• REQUIREMENT:
Omit the pictures, please, and give each record below again exactly.

>> start EXTRACTED ENTRIES

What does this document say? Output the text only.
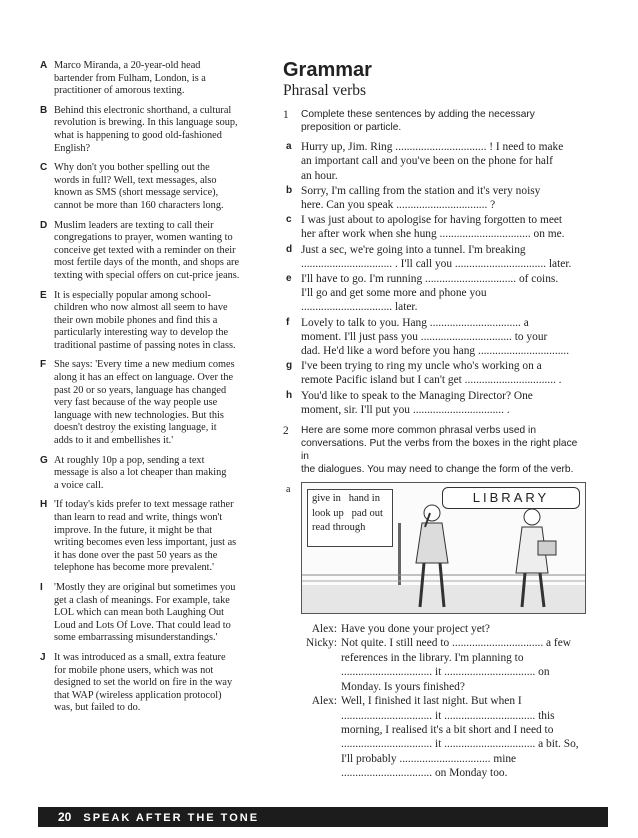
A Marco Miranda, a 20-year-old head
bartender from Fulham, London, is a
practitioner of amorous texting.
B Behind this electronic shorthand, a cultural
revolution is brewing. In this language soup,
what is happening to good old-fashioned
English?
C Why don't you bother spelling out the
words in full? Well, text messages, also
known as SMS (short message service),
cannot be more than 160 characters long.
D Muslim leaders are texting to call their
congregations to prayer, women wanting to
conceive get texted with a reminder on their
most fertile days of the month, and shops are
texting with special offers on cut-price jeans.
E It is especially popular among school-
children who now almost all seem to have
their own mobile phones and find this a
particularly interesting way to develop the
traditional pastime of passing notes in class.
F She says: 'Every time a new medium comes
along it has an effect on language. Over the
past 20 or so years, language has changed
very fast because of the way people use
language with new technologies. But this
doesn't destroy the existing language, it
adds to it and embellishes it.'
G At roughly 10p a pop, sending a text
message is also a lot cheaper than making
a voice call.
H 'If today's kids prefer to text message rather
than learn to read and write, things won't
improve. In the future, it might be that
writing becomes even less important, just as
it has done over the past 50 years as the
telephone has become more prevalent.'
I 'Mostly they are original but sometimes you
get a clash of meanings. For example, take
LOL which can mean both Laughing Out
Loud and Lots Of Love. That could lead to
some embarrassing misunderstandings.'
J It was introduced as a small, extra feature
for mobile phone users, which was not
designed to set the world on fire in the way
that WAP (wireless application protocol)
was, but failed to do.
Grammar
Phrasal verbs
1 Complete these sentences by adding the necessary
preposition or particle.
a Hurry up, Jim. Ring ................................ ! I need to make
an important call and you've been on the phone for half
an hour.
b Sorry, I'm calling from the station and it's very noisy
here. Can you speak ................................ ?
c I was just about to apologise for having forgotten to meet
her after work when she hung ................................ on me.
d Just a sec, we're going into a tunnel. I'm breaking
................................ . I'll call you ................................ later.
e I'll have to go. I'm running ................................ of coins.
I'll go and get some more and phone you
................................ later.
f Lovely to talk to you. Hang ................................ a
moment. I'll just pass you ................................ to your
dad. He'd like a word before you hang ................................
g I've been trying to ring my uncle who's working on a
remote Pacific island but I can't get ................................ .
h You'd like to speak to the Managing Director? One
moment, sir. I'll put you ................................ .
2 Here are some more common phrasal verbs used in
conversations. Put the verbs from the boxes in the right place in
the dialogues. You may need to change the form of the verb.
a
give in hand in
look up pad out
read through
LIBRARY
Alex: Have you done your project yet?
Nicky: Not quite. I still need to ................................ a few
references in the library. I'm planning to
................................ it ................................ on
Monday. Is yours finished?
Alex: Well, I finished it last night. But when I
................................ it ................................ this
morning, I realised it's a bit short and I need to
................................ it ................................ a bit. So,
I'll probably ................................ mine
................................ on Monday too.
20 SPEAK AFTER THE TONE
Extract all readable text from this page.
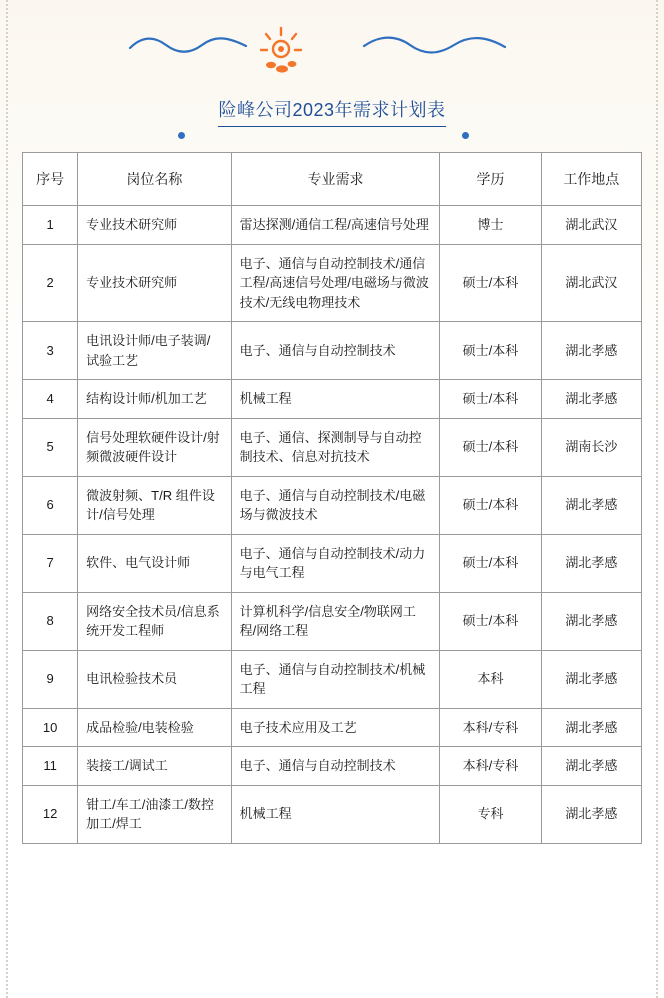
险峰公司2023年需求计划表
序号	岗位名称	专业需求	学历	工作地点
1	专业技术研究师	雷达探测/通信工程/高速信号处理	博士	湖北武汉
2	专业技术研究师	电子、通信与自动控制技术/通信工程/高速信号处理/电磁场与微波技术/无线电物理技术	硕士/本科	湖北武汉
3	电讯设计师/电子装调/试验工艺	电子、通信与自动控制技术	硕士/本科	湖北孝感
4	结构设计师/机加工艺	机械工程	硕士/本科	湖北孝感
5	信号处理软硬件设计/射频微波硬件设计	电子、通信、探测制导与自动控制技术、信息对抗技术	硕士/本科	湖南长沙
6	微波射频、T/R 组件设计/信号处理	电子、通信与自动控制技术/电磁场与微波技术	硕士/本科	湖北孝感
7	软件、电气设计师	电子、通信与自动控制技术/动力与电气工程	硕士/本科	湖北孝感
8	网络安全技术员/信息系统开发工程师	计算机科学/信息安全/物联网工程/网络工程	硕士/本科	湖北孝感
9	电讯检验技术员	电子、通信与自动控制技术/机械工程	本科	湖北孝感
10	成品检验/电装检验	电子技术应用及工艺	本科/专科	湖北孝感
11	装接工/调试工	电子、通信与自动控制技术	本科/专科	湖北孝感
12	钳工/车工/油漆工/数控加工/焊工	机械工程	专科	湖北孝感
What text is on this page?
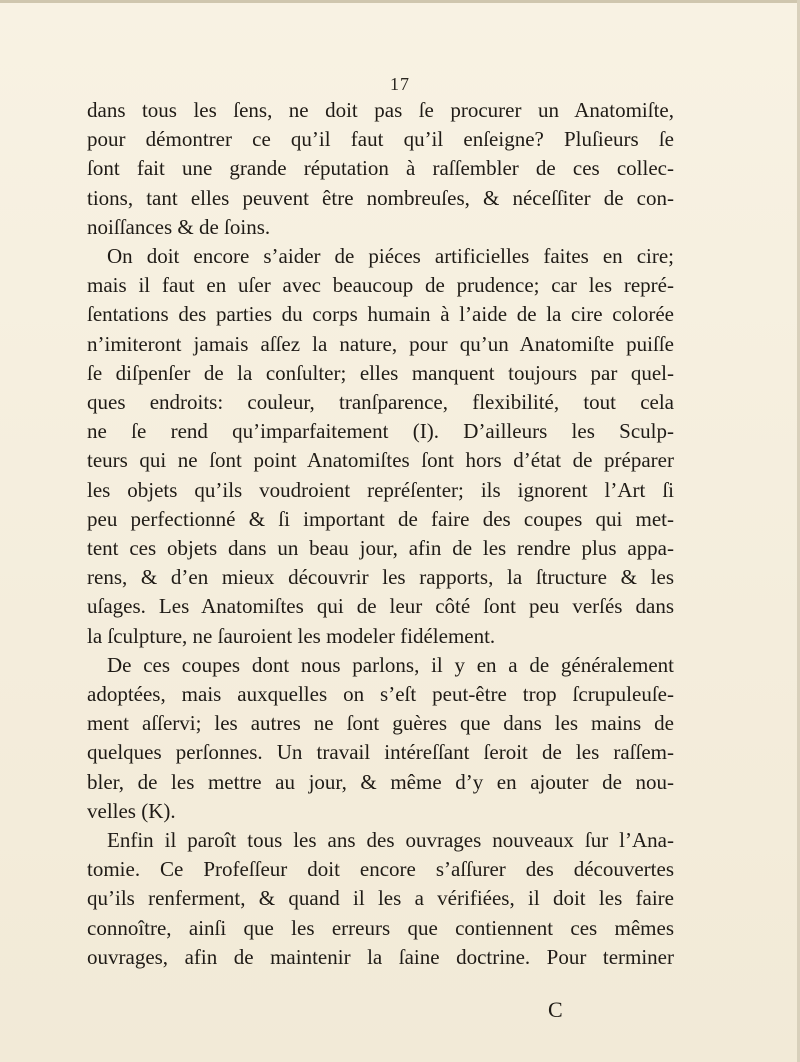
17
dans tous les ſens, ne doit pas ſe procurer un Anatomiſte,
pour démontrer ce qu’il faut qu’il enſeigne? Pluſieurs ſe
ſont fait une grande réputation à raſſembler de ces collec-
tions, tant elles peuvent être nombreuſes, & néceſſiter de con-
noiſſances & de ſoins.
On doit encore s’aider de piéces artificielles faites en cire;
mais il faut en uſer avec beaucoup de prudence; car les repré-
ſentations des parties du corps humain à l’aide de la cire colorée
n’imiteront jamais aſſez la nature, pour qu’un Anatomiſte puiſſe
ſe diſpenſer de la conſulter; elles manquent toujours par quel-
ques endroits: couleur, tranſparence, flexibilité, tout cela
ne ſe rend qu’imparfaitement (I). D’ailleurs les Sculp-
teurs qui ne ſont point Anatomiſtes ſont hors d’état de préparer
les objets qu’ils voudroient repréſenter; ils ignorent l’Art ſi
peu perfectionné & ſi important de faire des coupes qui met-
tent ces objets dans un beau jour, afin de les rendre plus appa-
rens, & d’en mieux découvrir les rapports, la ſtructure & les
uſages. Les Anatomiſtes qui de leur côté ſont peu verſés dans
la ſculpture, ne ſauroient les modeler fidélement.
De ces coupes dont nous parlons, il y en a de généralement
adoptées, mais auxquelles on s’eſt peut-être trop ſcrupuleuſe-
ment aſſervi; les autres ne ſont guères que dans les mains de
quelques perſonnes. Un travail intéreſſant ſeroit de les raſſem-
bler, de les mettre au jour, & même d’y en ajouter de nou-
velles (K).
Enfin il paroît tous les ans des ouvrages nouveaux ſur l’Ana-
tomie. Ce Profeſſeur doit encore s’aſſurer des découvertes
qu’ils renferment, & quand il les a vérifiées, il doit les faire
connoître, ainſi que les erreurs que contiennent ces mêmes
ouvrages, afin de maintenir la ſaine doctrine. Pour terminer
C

>> end EXTRACTED ENTRIES

• SOLUTION BELOW:
What does this document say? Output the text only.
A Marco Miranda, a 20-year-old head
bartender from Fulham, London, is a
practitioner of amorous texting.
B Behind this electronic shorthand, a cultural
revolution is brewing. In this language soup,
what is happening to good old-fashioned
English?
C Why don't you bother spelling out the
words in full? Well, text messages, also
known as SMS (short message service),
cannot be more than 160 characters long.
D Muslim leaders are texting to call their
congregations to prayer, women wanting to
conceive get texted with a reminder on their
most fertile days of the month, and shops are
texting with special offers on cut-price jeans.
E It is especially popular among school-
children who now almost all seem to have
their own mobile phones and find this a
particularly interesting way to develop the
traditional pastime of passing notes in class.
F She says: 'Every time a new medium comes
along it has an effect on language. Over the
past 20 or so years, language has changed
very fast because of the way people use
language with new technologies. But this
doesn't destroy the existing language, it
adds to it and embellishes it.'
G At roughly 10p a pop, sending a text
message is also a lot cheaper than making
a voice call.
H 'If today's kids prefer to text message rather
than learn to read and write, things won't
improve. In the future, it might be that
writing becomes even less important, just as
it has done over the past 50 years as the
telephone has become more prevalent.'
I 'Mostly they are original but sometimes you
get a clash of meanings. For example, take
LOL which can mean both Laughing Out
Loud and Lots Of Love. That could lead to
some embarrassing misunderstandings.'
J It was introduced as a small, extra feature
for mobile phone users, which was not
designed to set the world on fire in the way
that WAP (wireless application protocol)
was, but failed to do.
Grammar
Phrasal verbs
1 Complete these sentences by adding the necessary
preposition or particle.
a Hurry up, Jim. Ring ................................ ! I need to make
an important call and you've been on the phone for half
an hour.
b Sorry, I'm calling from the station and it's very noisy
here. Can you speak ................................ ?
c I was just about to apologise for having forgotten to meet
her after work when she hung ................................ on me.
d Just a sec, we're going into a tunnel. I'm breaking
................................ . I'll call you ................................ later.
e I'll have to go. I'm running ................................ of coins.
I'll go and get some more and phone you
................................ later.
f Lovely to talk to you. Hang ................................ a
moment. I'll just pass you ................................ to your
dad. He'd like a word before you hang ................................
g I've been trying to ring my uncle who's working on a
remote Pacific island but I can't get ................................ .
h You'd like to speak to the Managing Director? One
moment, sir. I'll put you ................................ .
2 Here are some more common phrasal verbs used in
conversations. Put the verbs from the boxes in the right place in
the dialogues. You may need to change the form of the verb.
a
give in hand in
look up pad out
read through
LIBRARY
Alex: Have you done your project yet?
Nicky: Not quite. I still need to ................................ a few
references in the library. I'm planning to
................................ it ................................ on
Monday. Is yours finished?
Alex: Well, I finished it last night. But when I
................................ it ................................ this
morning, I realised it's a bit short and I need to
................................ it ................................ a bit. So,
I'll probably ................................ mine
................................ on Monday too.
20 SPEAK AFTER THE TONE
Extract all readable text from this page.
险峰公司2023年需求计划表
序号	岗位名称	专业需求	学历	工作地点
1	专业技术研究师	雷达探测/通信工程/高速信号处理	博士	湖北武汉
2	专业技术研究师	电子、通信与自动控制技术/通信工程/高速信号处理/电磁场与微波技术/无线电物理技术	硕士/本科	湖北武汉
3	电讯设计师/电子装调/试验工艺	电子、通信与自动控制技术	硕士/本科	湖北孝感
4	结构设计师/机加工艺	机械工程	硕士/本科	湖北孝感
5	信号处理软硬件设计/射频微波硬件设计	电子、通信、探测制导与自动控制技术、信息对抗技术	硕士/本科	湖南长沙
6	微波射频、T/R 组件设计/信号处理	电子、通信与自动控制技术/电磁场与微波技术	硕士/本科	湖北孝感
7	软件、电气设计师	电子、通信与自动控制技术/动力与电气工程	硕士/本科	湖北孝感
8	网络安全技术员/信息系统开发工程师	计算机科学/信息安全/物联网工程/网络工程	硕士/本科	湖北孝感
9	电讯检验技术员	电子、通信与自动控制技术/机械工程	本科	湖北孝感
10	成品检验/电装检验	电子技术应用及工艺	本科/专科	湖北孝感
11	装接工/调试工	电子、通信与自动控制技术	本科/专科	湖北孝感
12	钳工/车工/油漆工/数控加工/焊工	机械工程	专科	湖北孝感
What text is on this page?
17
dans tous les ſens, ne doit pas ſe procurer un Anatomiſte,
pour démontrer ce qu’il faut qu’il enſeigne? Pluſieurs ſe
ſont fait une grande réputation à raſſembler de ces collec-
tions, tant elles peuvent être nombreuſes, & néceſſiter de con-
noiſſances & de ſoins.
On doit encore s’aider de piéces artificielles faites en cire;
mais il faut en uſer avec beaucoup de prudence; car les repré-
ſentations des parties du corps humain à l’aide de la cire colorée
n’imiteront jamais aſſez la nature, pour qu’un Anatomiſte puiſſe
ſe diſpenſer de la conſulter; elles manquent toujours par quel-
ques endroits: couleur, tranſparence, flexibilité, tout cela
ne ſe rend qu’imparfaitement (I). D’ailleurs les Sculp-
teurs qui ne ſont point Anatomiſtes ſont hors d’état de préparer
les objets qu’ils voudroient repréſenter; ils ignorent l’Art ſi
peu perfectionné & ſi important de faire des coupes qui met-
tent ces objets dans un beau jour, afin de les rendre plus appa-
rens, & d’en mieux découvrir les rapports, la ſtructure & les
uſages. Les Anatomiſtes qui de leur côté ſont peu verſés dans
la ſculpture, ne ſauroient les modeler fidélement.
De ces coupes dont nous parlons, il y en a de généralement
adoptées, mais auxquelles on s’eſt peut-être trop ſcrupuleuſe-
ment aſſervi; les autres ne ſont guères que dans les mains de
quelques perſonnes. Un travail intéreſſant ſeroit de les raſſem-
bler, de les mettre au jour, & même d’y en ajouter de nou-
velles (K).
Enfin il paroît tous les ans des ouvrages nouveaux ſur l’Ana-
tomie. Ce Profeſſeur doit encore s’aſſurer des découvertes
qu’ils renferment, & quand il les a vérifiées, il doit les faire
connoître, ainſi que les erreurs que contiennent ces mêmes
ouvrages, afin de maintenir la ſaine doctrine. Pour terminer
C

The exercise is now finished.